--- START ---

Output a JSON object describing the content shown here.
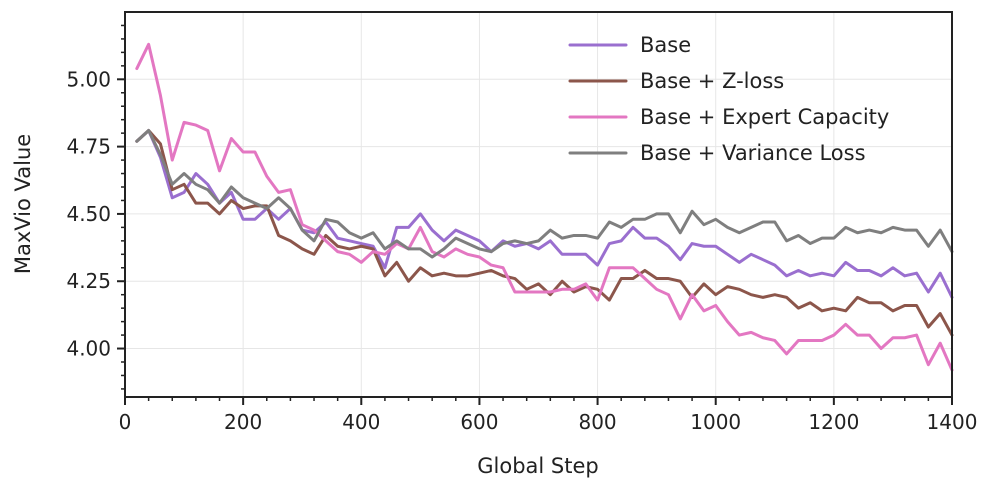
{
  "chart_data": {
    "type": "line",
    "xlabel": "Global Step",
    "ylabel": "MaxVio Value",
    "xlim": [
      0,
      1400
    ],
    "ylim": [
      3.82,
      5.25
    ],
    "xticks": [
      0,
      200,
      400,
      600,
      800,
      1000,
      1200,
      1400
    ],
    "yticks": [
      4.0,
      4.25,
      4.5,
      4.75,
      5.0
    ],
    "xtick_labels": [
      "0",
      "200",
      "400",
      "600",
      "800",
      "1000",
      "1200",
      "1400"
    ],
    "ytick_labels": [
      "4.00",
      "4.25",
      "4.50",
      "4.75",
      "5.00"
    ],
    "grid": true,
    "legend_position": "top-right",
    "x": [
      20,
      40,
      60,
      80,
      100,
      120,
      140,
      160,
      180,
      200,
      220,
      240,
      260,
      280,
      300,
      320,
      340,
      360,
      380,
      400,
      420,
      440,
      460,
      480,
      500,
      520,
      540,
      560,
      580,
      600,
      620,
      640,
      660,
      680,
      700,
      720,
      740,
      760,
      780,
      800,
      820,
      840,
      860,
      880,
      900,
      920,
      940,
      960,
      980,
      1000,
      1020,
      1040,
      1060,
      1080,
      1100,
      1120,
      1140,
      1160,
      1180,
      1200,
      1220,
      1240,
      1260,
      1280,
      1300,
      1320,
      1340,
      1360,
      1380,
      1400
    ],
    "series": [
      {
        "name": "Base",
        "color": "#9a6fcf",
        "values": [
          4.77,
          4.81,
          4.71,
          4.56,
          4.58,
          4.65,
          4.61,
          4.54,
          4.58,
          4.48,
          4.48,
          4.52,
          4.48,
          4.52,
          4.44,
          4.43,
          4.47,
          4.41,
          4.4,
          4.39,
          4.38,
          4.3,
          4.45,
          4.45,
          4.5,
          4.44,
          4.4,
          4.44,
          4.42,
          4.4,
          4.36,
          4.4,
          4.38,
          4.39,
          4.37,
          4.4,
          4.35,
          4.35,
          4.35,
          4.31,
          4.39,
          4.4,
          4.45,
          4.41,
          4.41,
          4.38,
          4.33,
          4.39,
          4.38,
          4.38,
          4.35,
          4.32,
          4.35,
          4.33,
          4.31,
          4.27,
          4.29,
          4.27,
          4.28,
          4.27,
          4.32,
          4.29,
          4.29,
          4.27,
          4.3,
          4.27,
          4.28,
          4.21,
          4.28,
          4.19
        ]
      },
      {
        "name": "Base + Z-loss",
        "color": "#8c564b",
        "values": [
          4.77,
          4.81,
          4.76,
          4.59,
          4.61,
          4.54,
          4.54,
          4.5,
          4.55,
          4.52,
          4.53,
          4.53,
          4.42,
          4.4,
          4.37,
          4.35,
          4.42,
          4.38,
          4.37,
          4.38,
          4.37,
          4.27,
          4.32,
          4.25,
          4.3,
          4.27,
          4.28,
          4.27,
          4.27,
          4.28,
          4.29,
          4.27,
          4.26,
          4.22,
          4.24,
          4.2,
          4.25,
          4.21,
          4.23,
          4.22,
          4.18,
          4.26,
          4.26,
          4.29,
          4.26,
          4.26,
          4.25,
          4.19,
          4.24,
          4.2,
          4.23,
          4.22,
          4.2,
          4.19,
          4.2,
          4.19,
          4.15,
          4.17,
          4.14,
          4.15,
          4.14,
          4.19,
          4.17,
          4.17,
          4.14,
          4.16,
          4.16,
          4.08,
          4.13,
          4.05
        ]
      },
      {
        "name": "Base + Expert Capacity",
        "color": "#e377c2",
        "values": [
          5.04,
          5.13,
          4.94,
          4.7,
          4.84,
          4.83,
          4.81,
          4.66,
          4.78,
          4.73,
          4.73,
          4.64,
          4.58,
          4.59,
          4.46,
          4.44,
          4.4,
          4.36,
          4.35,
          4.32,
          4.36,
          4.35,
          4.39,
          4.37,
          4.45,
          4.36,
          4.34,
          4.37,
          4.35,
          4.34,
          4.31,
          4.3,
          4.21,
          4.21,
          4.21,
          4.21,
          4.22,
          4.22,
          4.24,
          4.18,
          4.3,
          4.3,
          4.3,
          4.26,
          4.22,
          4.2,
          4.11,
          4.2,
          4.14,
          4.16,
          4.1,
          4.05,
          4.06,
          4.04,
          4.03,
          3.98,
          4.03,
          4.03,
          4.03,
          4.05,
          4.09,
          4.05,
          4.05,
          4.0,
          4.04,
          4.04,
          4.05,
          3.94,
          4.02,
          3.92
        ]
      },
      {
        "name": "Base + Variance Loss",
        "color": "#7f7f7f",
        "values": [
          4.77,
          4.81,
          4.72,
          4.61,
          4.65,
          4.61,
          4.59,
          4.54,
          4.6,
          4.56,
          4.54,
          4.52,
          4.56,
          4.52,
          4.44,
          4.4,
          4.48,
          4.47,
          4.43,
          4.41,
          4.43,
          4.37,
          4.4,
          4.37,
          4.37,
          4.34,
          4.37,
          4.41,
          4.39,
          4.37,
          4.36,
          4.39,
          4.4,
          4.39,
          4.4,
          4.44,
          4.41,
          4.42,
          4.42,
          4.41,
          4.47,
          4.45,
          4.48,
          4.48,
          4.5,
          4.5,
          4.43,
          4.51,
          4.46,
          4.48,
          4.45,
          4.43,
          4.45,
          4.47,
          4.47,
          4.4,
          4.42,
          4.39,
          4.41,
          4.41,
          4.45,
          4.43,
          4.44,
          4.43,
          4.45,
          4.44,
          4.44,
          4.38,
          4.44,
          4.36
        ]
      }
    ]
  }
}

--- END ---
--- START ---

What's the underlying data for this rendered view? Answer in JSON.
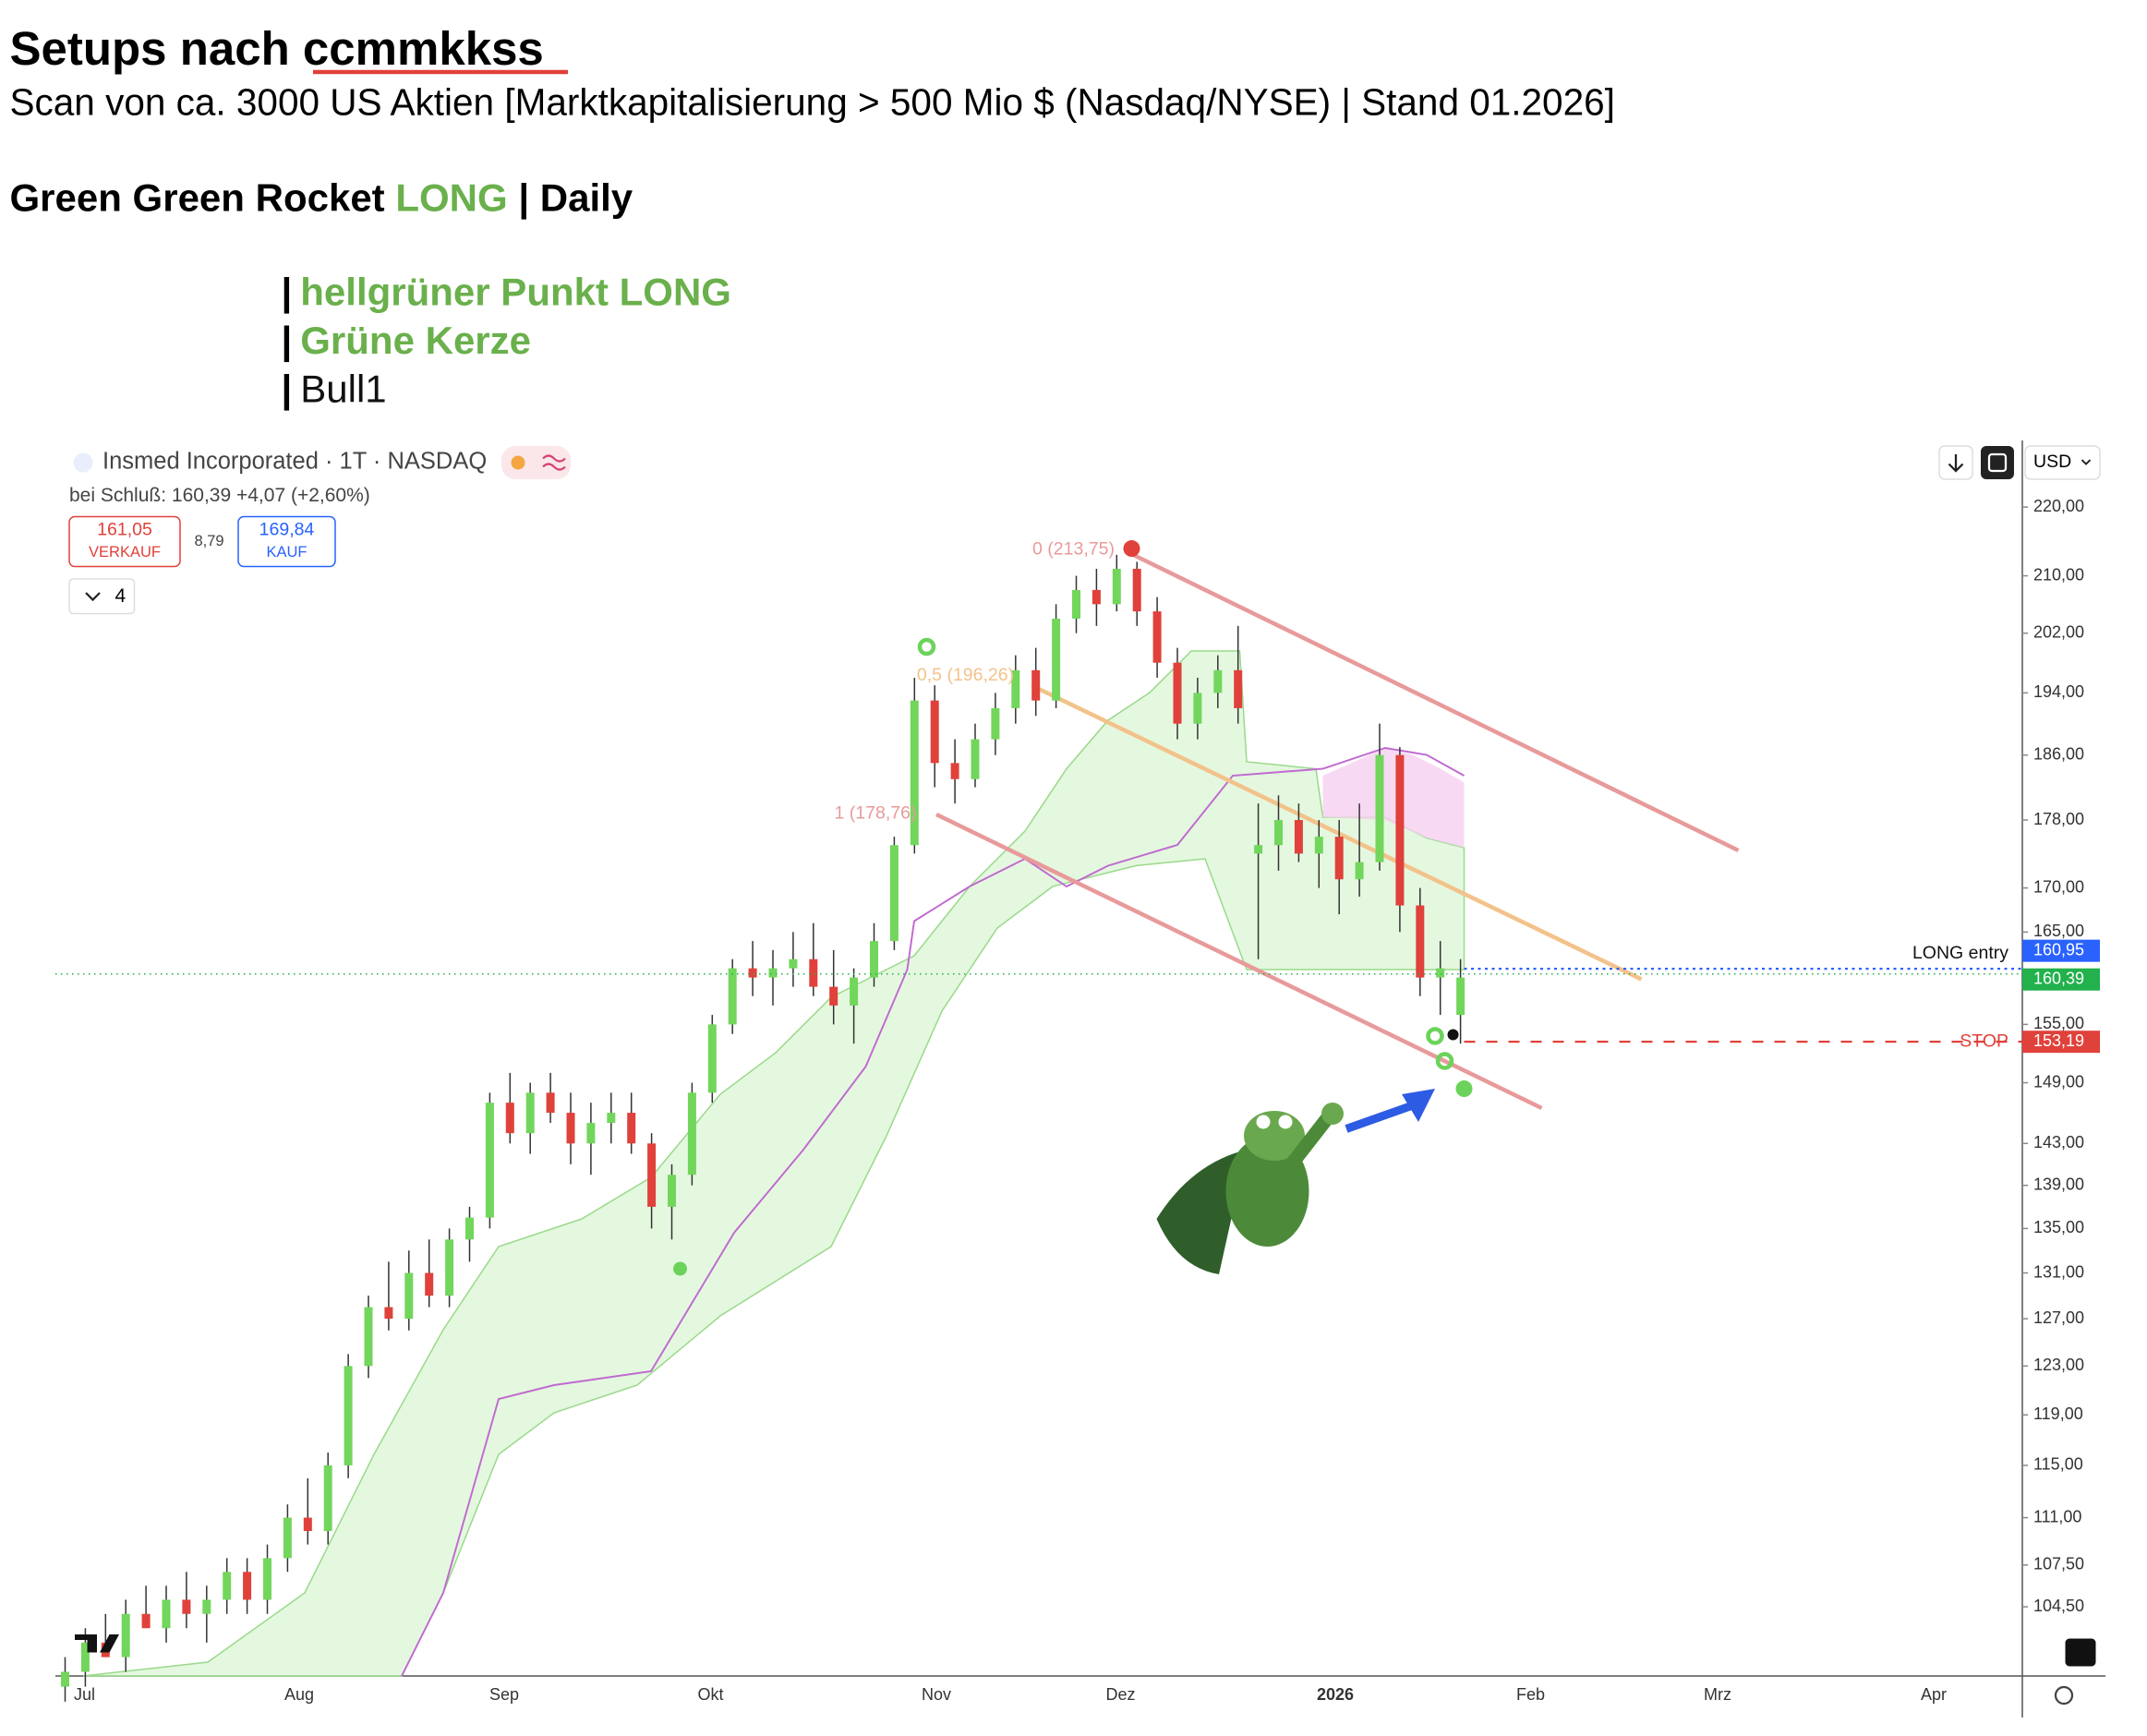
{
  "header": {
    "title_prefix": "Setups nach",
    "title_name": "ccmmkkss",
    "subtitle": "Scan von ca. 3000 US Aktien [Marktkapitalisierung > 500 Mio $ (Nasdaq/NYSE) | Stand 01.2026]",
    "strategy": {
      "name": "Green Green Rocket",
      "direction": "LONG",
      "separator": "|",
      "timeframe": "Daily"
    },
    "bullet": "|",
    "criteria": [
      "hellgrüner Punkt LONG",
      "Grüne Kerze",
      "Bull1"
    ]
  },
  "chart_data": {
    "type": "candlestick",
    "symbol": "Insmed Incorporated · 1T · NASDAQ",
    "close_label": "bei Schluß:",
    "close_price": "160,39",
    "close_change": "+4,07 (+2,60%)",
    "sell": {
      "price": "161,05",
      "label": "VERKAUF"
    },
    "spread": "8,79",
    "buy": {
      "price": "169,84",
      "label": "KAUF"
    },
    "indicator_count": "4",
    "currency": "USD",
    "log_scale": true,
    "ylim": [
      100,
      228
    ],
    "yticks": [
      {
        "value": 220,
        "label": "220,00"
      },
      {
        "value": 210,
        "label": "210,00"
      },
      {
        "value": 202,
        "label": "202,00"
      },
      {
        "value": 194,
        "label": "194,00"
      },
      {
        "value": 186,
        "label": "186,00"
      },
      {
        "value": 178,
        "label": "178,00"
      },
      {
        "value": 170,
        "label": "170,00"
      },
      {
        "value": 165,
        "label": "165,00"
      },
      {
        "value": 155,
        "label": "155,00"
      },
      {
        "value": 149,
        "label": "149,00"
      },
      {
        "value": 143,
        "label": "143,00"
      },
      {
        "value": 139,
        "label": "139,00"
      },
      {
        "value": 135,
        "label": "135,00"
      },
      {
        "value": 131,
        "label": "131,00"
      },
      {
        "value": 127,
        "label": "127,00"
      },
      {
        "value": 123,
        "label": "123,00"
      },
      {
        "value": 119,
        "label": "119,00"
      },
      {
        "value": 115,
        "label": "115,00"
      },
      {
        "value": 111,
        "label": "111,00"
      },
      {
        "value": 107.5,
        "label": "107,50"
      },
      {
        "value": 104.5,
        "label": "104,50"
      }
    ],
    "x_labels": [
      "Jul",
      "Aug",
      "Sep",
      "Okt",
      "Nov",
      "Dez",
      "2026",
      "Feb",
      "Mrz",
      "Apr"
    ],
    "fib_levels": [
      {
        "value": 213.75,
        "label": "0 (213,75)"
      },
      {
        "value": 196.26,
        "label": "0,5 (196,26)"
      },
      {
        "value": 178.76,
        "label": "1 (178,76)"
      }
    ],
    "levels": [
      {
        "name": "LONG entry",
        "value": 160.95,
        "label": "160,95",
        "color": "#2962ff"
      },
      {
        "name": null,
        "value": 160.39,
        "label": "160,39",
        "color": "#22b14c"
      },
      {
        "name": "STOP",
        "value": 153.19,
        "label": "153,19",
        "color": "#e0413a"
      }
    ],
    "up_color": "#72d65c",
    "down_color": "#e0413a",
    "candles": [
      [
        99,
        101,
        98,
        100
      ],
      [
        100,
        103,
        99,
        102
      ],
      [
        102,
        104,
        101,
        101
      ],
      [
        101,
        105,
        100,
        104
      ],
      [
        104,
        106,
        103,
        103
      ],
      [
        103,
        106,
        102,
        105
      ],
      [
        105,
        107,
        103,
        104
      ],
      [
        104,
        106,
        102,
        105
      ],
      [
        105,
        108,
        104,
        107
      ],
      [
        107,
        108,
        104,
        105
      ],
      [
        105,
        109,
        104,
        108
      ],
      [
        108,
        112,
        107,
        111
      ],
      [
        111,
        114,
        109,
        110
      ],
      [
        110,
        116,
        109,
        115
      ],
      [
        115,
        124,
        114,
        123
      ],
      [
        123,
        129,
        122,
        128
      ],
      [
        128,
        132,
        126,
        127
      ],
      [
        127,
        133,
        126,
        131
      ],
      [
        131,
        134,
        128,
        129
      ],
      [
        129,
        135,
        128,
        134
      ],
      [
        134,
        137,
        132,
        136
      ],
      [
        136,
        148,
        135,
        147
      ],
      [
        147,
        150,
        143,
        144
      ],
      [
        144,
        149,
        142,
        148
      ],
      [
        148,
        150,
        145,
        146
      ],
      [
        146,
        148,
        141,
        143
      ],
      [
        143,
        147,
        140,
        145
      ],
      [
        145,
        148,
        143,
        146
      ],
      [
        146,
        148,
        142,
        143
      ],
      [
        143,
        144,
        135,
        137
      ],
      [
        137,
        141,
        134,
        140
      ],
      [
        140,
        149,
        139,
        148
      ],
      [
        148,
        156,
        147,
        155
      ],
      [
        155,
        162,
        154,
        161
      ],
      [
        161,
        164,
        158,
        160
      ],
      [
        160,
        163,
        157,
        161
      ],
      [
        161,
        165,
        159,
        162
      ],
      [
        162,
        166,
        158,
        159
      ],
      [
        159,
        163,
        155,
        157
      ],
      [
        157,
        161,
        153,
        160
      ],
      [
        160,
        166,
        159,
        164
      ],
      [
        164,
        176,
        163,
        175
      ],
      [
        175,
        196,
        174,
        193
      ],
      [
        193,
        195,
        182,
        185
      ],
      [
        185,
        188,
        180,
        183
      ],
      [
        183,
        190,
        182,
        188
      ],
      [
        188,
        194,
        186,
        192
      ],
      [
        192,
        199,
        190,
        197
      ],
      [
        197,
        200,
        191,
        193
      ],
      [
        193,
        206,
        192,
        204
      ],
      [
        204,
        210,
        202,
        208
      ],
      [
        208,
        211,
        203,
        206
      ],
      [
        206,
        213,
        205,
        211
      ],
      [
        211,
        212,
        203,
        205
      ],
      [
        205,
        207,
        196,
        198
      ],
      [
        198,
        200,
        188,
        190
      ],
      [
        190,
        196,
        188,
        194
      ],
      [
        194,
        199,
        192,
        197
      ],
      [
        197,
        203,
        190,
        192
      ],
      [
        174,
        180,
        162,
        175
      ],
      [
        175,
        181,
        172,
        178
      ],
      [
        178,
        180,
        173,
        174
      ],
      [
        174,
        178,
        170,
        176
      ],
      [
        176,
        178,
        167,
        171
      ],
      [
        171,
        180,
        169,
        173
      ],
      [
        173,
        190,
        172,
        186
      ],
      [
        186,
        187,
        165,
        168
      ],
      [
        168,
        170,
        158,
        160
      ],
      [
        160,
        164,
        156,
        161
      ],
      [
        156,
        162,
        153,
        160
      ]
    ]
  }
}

--- END ---

§ TASK: Give the number of lines above in which the word "LONG" occurs, with nothing else.

§ REPLY TO THE EXERCISE: 3